**Work to be completed**
Write out the records again, exactly, leaving none out.

**Stored entries**
## BEGIN
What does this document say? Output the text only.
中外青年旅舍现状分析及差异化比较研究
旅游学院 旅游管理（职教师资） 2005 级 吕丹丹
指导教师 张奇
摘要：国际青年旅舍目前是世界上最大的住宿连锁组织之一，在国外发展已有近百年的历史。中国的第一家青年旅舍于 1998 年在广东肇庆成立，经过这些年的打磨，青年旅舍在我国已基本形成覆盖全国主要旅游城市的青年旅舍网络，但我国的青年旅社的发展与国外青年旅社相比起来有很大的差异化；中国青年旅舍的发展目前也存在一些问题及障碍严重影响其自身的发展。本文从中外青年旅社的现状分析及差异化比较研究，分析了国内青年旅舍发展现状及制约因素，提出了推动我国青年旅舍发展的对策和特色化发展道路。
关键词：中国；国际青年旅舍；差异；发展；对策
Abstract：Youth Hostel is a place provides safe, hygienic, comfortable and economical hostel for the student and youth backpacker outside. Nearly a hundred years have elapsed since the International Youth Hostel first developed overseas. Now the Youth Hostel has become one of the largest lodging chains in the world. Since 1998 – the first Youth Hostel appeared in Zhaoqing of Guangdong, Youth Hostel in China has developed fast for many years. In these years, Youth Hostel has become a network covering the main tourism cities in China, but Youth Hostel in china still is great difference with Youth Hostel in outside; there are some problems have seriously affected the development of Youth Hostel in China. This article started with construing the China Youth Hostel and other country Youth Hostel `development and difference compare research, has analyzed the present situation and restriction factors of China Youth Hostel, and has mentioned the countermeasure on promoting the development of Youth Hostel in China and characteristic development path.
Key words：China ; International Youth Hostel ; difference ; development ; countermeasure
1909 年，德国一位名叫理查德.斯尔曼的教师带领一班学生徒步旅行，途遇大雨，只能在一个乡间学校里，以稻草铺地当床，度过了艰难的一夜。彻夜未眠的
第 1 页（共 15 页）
## END
**Answer for the task**
What does this document say? Output the text only.
中外青年旅舍现状分析及差异化比较研究
旅游学院 旅游管理（职教师资） 2005 级 吕丹丹
指导教师 张奇
摘要：国际青年旅舍目前是世界上最大的住宿连锁组织之一，在国外发展已有近百年的历史。中国的第一家青年旅舍于 1998 年在广东肇庆成立，经过这些年的打磨，青年旅舍在我国已基本形成覆盖全国主要旅游城市的青年旅舍网络，但我国的青年旅社的发展与国外青年旅社相比起来有很大的差异化；中国青年旅舍的发展目前也存在一些问题及障碍严重影响其自身的发展。本文从中外青年旅社的现状分析及差异化比较研究，分析了国内青年旅舍发展现状及制约因素，提出了推动我国青年旅舍发展的对策和特色化发展道路。
关键词：中国；国际青年旅舍；差异；发展；对策
Abstract：Youth Hostel is a place provides safe, hygienic, comfortable and economical hostel for the student and youth backpacker outside. Nearly a hundred years have elapsed since the International Youth Hostel first developed overseas. Now the Youth Hostel has become one of the largest lodging chains in the world. Since 1998 – the first Youth Hostel appeared in Zhaoqing of Guangdong, Youth Hostel in China has developed fast for many years. In these years, Youth Hostel has become a network covering the main tourism cities in China, but Youth Hostel in china still is great difference with Youth Hostel in outside; there are some problems have seriously affected the development of Youth Hostel in China. This article started with construing the China Youth Hostel and other country Youth Hostel `development and difference compare research, has analyzed the present situation and restriction factors of China Youth Hostel, and has mentioned the countermeasure on promoting the development of Youth Hostel in China and characteristic development path.
Key words：China ; International Youth Hostel ; difference ; development ; countermeasure
1909 年，德国一位名叫理查德.斯尔曼的教师带领一班学生徒步旅行，途遇大雨，只能在一个乡间学校里，以稻草铺地当床，度过了艰难的一夜。彻夜未眠的
第 1 页（共 15 页）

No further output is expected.